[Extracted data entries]
start

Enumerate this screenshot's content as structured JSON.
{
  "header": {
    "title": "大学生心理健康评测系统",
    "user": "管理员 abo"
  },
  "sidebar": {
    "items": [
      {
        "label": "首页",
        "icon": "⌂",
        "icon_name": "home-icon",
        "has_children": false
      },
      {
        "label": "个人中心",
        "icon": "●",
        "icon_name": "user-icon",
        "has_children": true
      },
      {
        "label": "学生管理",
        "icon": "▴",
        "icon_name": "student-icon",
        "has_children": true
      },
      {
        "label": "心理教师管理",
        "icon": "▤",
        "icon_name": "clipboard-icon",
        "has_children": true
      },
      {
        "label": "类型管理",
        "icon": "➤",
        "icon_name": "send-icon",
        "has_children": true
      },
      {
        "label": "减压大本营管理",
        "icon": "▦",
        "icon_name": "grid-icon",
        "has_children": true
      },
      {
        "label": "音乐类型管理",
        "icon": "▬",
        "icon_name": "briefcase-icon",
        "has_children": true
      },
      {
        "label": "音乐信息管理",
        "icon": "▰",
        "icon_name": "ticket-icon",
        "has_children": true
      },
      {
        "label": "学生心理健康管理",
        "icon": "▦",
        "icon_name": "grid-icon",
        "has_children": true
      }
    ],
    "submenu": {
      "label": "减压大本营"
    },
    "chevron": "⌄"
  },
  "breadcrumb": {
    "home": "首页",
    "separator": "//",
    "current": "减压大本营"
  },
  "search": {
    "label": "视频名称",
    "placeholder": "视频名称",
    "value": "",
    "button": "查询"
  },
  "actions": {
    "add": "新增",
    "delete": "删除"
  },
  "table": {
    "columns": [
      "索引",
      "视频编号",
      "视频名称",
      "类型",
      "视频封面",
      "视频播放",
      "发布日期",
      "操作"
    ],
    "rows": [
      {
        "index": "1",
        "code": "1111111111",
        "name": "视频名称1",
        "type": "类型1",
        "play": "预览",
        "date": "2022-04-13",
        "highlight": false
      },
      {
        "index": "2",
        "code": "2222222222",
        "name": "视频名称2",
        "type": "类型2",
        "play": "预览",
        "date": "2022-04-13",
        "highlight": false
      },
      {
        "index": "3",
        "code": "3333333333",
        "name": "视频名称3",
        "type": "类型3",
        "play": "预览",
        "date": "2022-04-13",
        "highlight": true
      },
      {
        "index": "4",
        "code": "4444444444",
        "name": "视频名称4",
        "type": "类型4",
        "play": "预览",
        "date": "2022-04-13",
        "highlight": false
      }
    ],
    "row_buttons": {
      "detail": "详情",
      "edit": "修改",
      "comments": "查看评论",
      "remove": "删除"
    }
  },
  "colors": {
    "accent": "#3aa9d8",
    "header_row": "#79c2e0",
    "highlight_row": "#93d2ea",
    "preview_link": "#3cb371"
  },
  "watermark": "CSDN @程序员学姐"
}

end

● **EXERCISE REQUIREMENTS**: Exactly reproduce every line of the data above.

● **TASK OUTPUT**:
Enumerate this screenshot's content as structured JSON.
{
  "header": {
    "title": "大学生心理健康评测系统",
    "user": "管理员 abo"
  },
  "sidebar": {
    "items": [
      {
        "label": "首页",
        "icon": "⌂",
        "icon_name": "home-icon",
        "has_children": false
      },
      {
        "label": "个人中心",
        "icon": "●",
        "icon_name": "user-icon",
        "has_children": true
      },
      {
        "label": "学生管理",
        "icon": "▴",
        "icon_name": "student-icon",
        "has_children": true
      },
      {
        "label": "心理教师管理",
        "icon": "▤",
        "icon_name": "clipboard-icon",
        "has_children": true
      },
      {
        "label": "类型管理",
        "icon": "➤",
        "icon_name": "send-icon",
        "has_children": true
      },
      {
        "label": "减压大本营管理",
        "icon": "▦",
        "icon_name": "grid-icon",
        "has_children": true
      },
      {
        "label": "音乐类型管理",
        "icon": "▬",
        "icon_name": "briefcase-icon",
        "has_children": true
      },
      {
        "label": "音乐信息管理",
        "icon": "▰",
        "icon_name": "ticket-icon",
        "has_children": true
      },
      {
        "label": "学生心理健康管理",
        "icon": "▦",
        "icon_name": "grid-icon",
        "has_children": true
      }
    ],
    "submenu": {
      "label": "减压大本营"
    },
    "chevron": "⌄"
  },
  "breadcrumb": {
    "home": "首页",
    "separator": "//",
    "current": "减压大本营"
  },
  "search": {
    "label": "视频名称",
    "placeholder": "视频名称",
    "value": "",
    "button": "查询"
  },
  "actions": {
    "add": "新增",
    "delete": "删除"
  },
  "table": {
    "columns": [
      "索引",
      "视频编号",
      "视频名称",
      "类型",
      "视频封面",
      "视频播放",
      "发布日期",
      "操作"
    ],
    "rows": [
      {
        "index": "1",
        "code": "1111111111",
        "name": "视频名称1",
        "type": "类型1",
        "play": "预览",
        "date": "2022-04-13",
        "highlight": false
      },
      {
        "index": "2",
        "code": "2222222222",
        "name": "视频名称2",
        "type": "类型2",
        "play": "预览",
        "date": "2022-04-13",
        "highlight": false
      },
      {
        "index": "3",
        "code": "3333333333",
        "name": "视频名称3",
        "type": "类型3",
        "play": "预览",
        "date": "2022-04-13",
        "highlight": true
      },
      {
        "index": "4",
        "code": "4444444444",
        "name": "视频名称4",
        "type": "类型4",
        "play": "预览",
        "date": "2022-04-13",
        "highlight": false
      }
    ],
    "row_buttons": {
      "detail": "详情",
      "edit": "修改",
      "comments": "查看评论",
      "remove": "删除"
    }
  },
  "colors": {
    "accent": "#3aa9d8",
    "header_row": "#79c2e0",
    "highlight_row": "#93d2ea",
    "preview_link": "#3cb371"
  },
  "watermark": "CSDN @程序员学姐"
}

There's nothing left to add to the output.